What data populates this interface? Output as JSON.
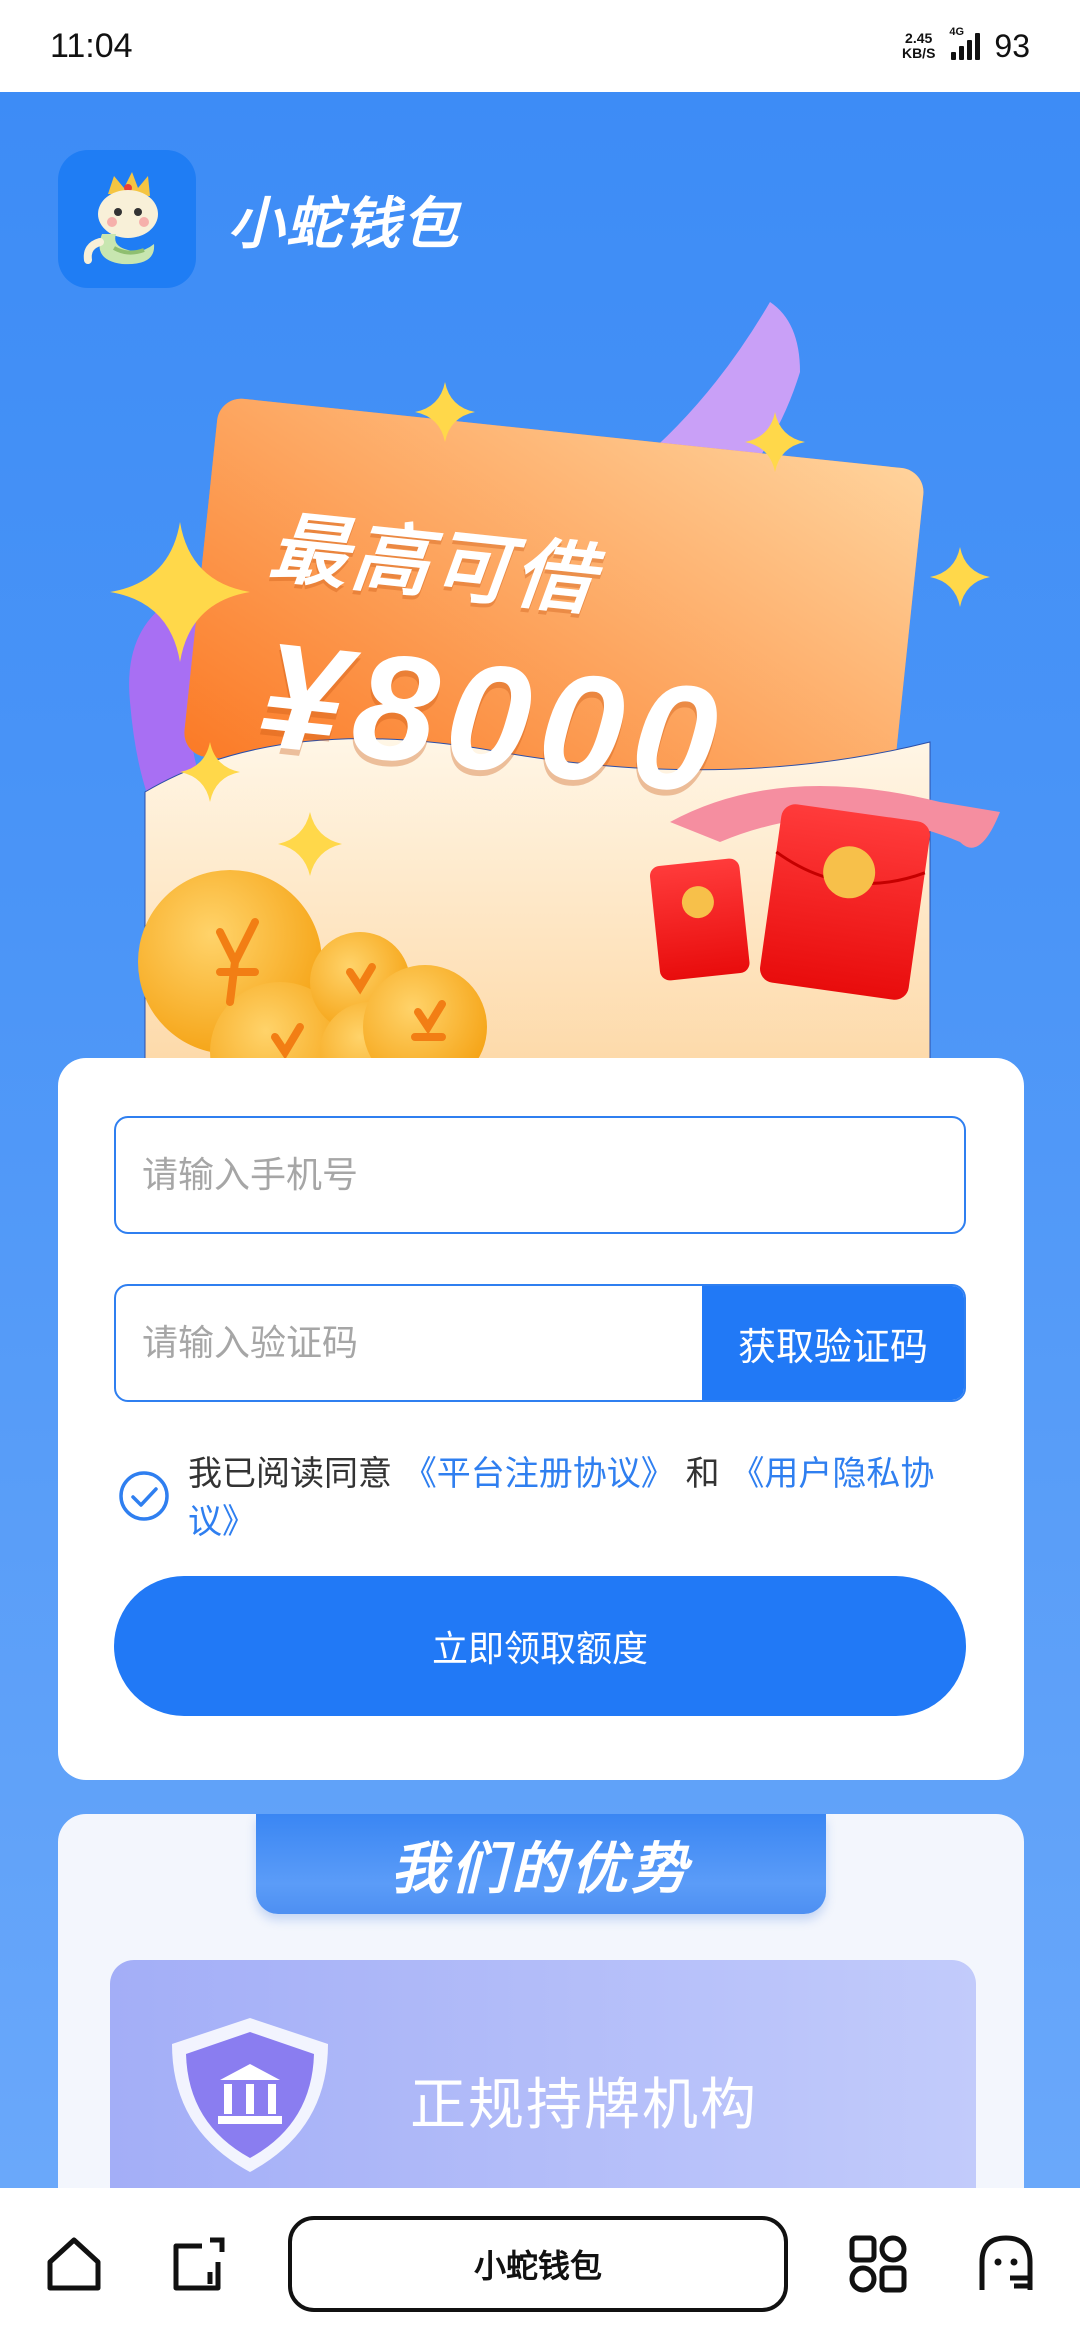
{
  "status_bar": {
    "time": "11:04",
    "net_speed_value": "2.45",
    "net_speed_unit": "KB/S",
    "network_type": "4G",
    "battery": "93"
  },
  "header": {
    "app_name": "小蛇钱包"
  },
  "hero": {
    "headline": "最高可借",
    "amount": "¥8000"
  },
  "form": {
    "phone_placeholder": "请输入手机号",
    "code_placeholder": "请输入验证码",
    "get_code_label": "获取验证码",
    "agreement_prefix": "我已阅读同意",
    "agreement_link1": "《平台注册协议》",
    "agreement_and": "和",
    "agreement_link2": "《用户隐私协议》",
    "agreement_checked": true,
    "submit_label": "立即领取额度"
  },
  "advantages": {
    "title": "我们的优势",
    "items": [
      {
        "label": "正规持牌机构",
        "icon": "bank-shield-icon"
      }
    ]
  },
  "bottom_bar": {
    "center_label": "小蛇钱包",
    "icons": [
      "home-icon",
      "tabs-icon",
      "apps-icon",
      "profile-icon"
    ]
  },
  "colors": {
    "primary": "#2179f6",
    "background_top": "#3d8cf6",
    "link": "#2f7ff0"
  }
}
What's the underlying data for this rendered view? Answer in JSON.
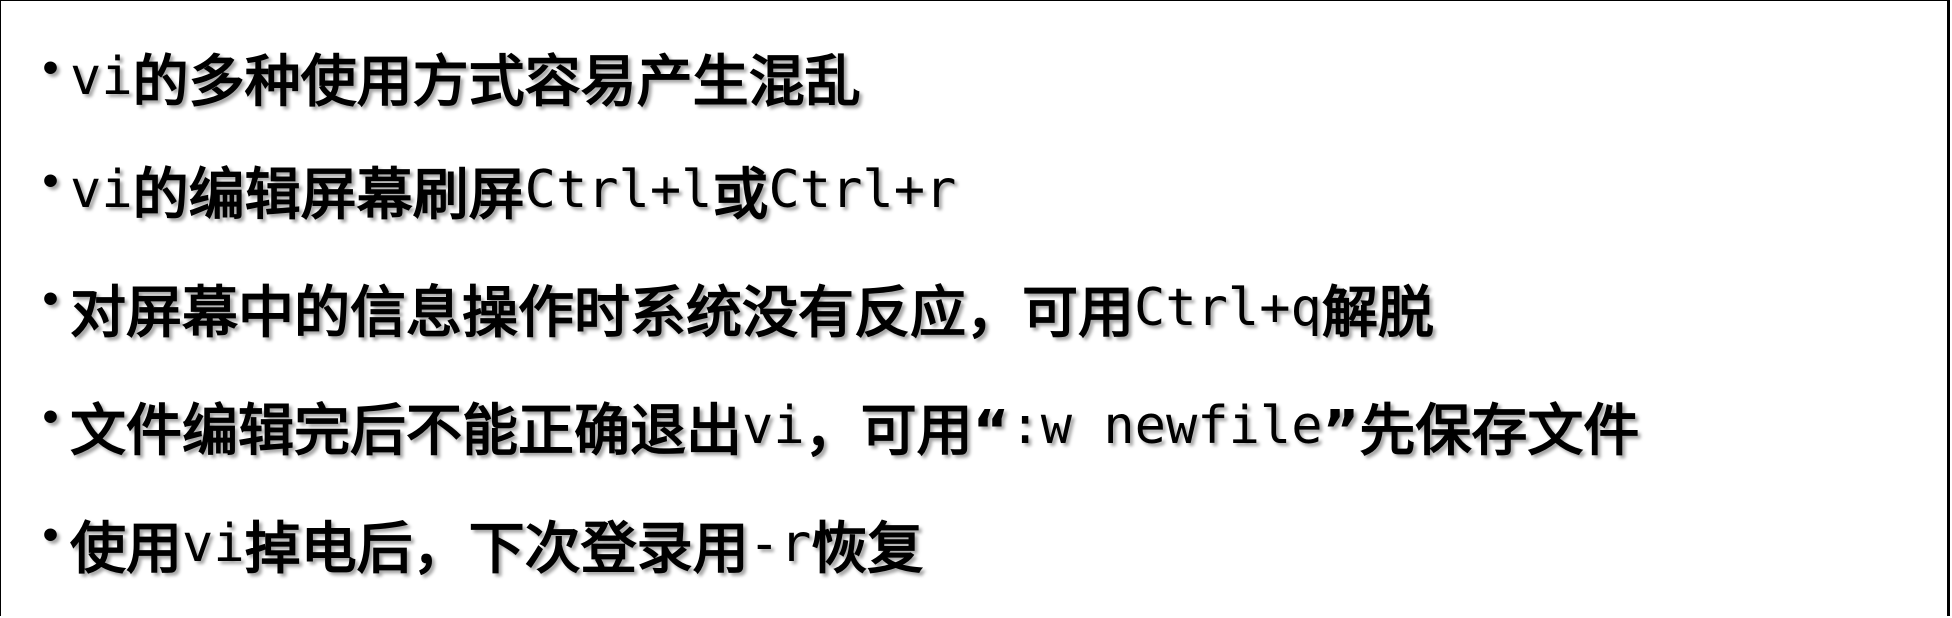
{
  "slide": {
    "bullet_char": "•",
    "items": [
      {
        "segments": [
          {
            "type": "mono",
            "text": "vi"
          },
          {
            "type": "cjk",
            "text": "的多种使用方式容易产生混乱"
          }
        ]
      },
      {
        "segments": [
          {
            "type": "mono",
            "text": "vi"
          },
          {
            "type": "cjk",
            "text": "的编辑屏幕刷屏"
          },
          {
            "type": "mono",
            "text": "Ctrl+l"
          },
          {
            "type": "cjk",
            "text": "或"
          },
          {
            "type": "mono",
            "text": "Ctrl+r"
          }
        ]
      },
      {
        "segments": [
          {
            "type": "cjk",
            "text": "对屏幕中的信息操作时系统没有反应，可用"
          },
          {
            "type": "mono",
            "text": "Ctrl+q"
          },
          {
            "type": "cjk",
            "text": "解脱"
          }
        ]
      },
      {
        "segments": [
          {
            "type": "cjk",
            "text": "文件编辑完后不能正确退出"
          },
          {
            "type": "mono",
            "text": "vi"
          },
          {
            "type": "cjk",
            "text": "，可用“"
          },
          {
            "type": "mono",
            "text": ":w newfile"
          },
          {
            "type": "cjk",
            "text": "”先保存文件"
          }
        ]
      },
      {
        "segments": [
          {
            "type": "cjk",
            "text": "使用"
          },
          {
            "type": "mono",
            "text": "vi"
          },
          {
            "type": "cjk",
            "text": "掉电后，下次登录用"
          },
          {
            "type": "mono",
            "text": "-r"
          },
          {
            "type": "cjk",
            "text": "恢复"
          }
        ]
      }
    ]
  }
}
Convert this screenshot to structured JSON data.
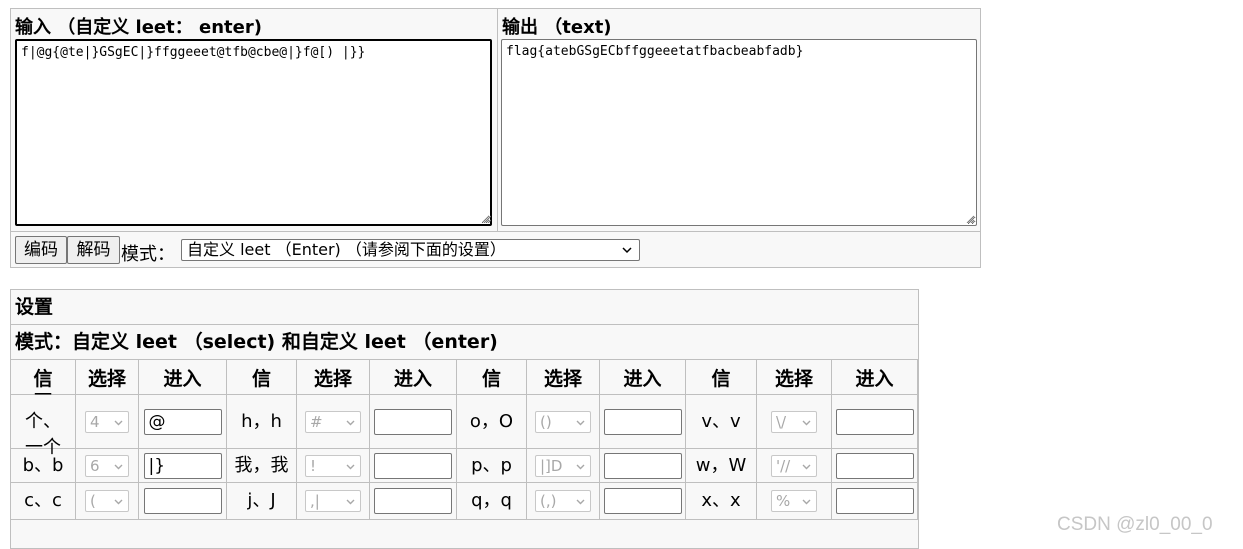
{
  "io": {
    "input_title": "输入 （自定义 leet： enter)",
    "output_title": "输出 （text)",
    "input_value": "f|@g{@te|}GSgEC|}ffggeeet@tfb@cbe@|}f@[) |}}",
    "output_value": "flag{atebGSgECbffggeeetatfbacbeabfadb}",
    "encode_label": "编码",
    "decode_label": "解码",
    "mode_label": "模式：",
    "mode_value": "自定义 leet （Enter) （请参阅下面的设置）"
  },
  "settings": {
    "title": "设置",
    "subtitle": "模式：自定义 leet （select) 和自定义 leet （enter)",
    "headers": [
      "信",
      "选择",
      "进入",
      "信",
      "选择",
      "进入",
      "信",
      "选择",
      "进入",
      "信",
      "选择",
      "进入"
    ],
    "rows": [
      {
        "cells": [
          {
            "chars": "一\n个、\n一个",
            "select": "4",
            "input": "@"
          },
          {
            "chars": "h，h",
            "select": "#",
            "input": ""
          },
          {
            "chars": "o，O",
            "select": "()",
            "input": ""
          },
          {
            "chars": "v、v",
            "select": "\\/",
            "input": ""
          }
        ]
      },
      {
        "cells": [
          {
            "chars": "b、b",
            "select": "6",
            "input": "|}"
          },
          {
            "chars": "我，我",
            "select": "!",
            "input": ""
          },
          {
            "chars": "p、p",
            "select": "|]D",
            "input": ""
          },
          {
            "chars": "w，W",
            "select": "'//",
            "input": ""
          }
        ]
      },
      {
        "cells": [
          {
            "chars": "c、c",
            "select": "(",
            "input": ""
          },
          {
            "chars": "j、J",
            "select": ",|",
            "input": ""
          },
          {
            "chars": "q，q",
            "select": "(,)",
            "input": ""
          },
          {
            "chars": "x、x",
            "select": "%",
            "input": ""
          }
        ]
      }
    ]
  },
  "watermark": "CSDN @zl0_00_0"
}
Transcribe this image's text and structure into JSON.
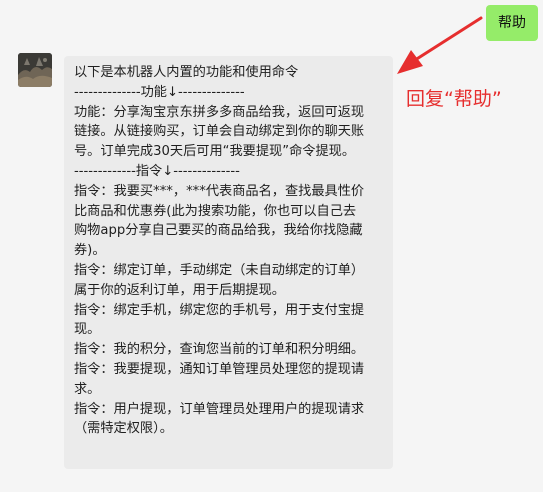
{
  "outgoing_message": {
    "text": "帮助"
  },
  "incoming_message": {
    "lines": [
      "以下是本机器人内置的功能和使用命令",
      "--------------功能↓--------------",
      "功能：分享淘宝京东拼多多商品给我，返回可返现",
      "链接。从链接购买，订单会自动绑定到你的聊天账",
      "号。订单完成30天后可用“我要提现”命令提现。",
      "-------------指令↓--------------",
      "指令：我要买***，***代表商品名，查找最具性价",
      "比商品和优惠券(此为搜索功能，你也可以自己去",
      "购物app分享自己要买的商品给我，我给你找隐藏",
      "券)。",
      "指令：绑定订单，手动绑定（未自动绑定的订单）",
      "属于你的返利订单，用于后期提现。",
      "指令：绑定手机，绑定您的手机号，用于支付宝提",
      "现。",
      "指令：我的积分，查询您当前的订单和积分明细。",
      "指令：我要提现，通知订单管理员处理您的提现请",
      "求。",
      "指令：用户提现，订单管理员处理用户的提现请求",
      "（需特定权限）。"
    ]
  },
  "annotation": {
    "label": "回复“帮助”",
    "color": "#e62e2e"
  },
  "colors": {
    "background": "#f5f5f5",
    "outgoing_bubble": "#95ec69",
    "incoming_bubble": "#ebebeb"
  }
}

#### [Exercise directions]
Copy every record above exactly as written, but leave out the pictures.

#### [Response]
What data populates this interface? Output as JSON.
{
  "status_bar": {
    "time": "11:04",
    "net_speed_value": "2.45",
    "net_speed_unit": "KB/S",
    "network_type": "4G",
    "battery": "93"
  },
  "header": {
    "app_name": "小蛇钱包"
  },
  "hero": {
    "headline": "最高可借",
    "amount": "¥8000"
  },
  "form": {
    "phone_placeholder": "请输入手机号",
    "code_placeholder": "请输入验证码",
    "get_code_label": "获取验证码",
    "agreement_prefix": "我已阅读同意",
    "agreement_link1": "《平台注册协议》",
    "agreement_and": "和",
    "agreement_link2": "《用户隐私协议》",
    "agreement_checked": true,
    "submit_label": "立即领取额度"
  },
  "advantages": {
    "title": "我们的优势",
    "items": [
      {
        "label": "正规持牌机构",
        "icon": "bank-shield-icon"
      }
    ]
  },
  "bottom_bar": {
    "center_label": "小蛇钱包",
    "icons": [
      "home-icon",
      "tabs-icon",
      "apps-icon",
      "profile-icon"
    ]
  },
  "colors": {
    "primary": "#2179f6",
    "background_top": "#3d8cf6",
    "link": "#2f7ff0"
  }
}
What's the underlying data for this rendered view? Answer in JSON.
{
  "slide": {
    "bullet_char": "•",
    "items": [
      {
        "segments": [
          {
            "type": "mono",
            "text": "vi"
          },
          {
            "type": "cjk",
            "text": "的多种使用方式容易产生混乱"
          }
        ]
      },
      {
        "segments": [
          {
            "type": "mono",
            "text": "vi"
          },
          {
            "type": "cjk",
            "text": "的编辑屏幕刷屏"
          },
          {
            "type": "mono",
            "text": "Ctrl+l"
          },
          {
            "type": "cjk",
            "text": "或"
          },
          {
            "type": "mono",
            "text": "Ctrl+r"
          }
        ]
      },
      {
        "segments": [
          {
            "type": "cjk",
            "text": "对屏幕中的信息操作时系统没有反应，可用"
          },
          {
            "type": "mono",
            "text": "Ctrl+q"
          },
          {
            "type": "cjk",
            "text": "解脱"
          }
        ]
      },
      {
        "segments": [
          {
            "type": "cjk",
            "text": "文件编辑完后不能正确退出"
          },
          {
            "type": "mono",
            "text": "vi"
          },
          {
            "type": "cjk",
            "text": "，可用“"
          },
          {
            "type": "mono",
            "text": ":w newfile"
          },
          {
            "type": "cjk",
            "text": "”先保存文件"
          }
        ]
      },
      {
        "segments": [
          {
            "type": "cjk",
            "text": "使用"
          },
          {
            "type": "mono",
            "text": "vi"
          },
          {
            "type": "cjk",
            "text": "掉电后，下次登录用"
          },
          {
            "type": "mono",
            "text": "-r"
          },
          {
            "type": "cjk",
            "text": "恢复"
          }
        ]
      }
    ]
  }
}
Convert this screenshot to structured JSON data.
{
  "io": {
    "input_title": "输入 （自定义 leet： enter)",
    "output_title": "输出 （text)",
    "input_value": "f|@g{@te|}GSgEC|}ffggeeet@tfb@cbe@|}f@[) |}}",
    "output_value": "flag{atebGSgECbffggeeetatfbacbeabfadb}",
    "encode_label": "编码",
    "decode_label": "解码",
    "mode_label": "模式：",
    "mode_value": "自定义 leet （Enter) （请参阅下面的设置）"
  },
  "settings": {
    "title": "设置",
    "subtitle": "模式：自定义 leet （select) 和自定义 leet （enter)",
    "headers": [
      "信",
      "选择",
      "进入",
      "信",
      "选择",
      "进入",
      "信",
      "选择",
      "进入",
      "信",
      "选择",
      "进入"
    ],
    "rows": [
      {
        "cells": [
          {
            "chars": "一\n个、\n一个",
            "select": "4",
            "input": "@"
          },
          {
            "chars": "h，h",
            "select": "#",
            "input": ""
          },
          {
            "chars": "o，O",
            "select": "()",
            "input": ""
          },
          {
            "chars": "v、v",
            "select": "\\/",
            "input": ""
          }
        ]
      },
      {
        "cells": [
          {
            "chars": "b、b",
            "select": "6",
            "input": "|}"
          },
          {
            "chars": "我，我",
            "select": "!",
            "input": ""
          },
          {
            "chars": "p、p",
            "select": "|]D",
            "input": ""
          },
          {
            "chars": "w，W",
            "select": "'//",
            "input": ""
          }
        ]
      },
      {
        "cells": [
          {
            "chars": "c、c",
            "select": "(",
            "input": ""
          },
          {
            "chars": "j、J",
            "select": ",|",
            "input": ""
          },
          {
            "chars": "q，q",
            "select": "(,)",
            "input": ""
          },
          {
            "chars": "x、x",
            "select": "%",
            "input": ""
          }
        ]
      }
    ]
  },
  "watermark": "CSDN @zl0_00_0"
}
Transcribe this image's text and structure into JSON.
{
  "outgoing_message": {
    "text": "帮助"
  },
  "incoming_message": {
    "lines": [
      "以下是本机器人内置的功能和使用命令",
      "--------------功能↓--------------",
      "功能：分享淘宝京东拼多多商品给我，返回可返现",
      "链接。从链接购买，订单会自动绑定到你的聊天账",
      "号。订单完成30天后可用“我要提现”命令提现。",
      "-------------指令↓--------------",
      "指令：我要买***，***代表商品名，查找最具性价",
      "比商品和优惠券(此为搜索功能，你也可以自己去",
      "购物app分享自己要买的商品给我，我给你找隐藏",
      "券)。",
      "指令：绑定订单，手动绑定（未自动绑定的订单）",
      "属于你的返利订单，用于后期提现。",
      "指令：绑定手机，绑定您的手机号，用于支付宝提",
      "现。",
      "指令：我的积分，查询您当前的订单和积分明细。",
      "指令：我要提现，通知订单管理员处理您的提现请",
      "求。",
      "指令：用户提现，订单管理员处理用户的提现请求",
      "（需特定权限）。"
    ]
  },
  "annotation": {
    "label": "回复“帮助”",
    "color": "#e62e2e"
  },
  "colors": {
    "background": "#f5f5f5",
    "outgoing_bubble": "#95ec69",
    "incoming_bubble": "#ebebeb"
  }
}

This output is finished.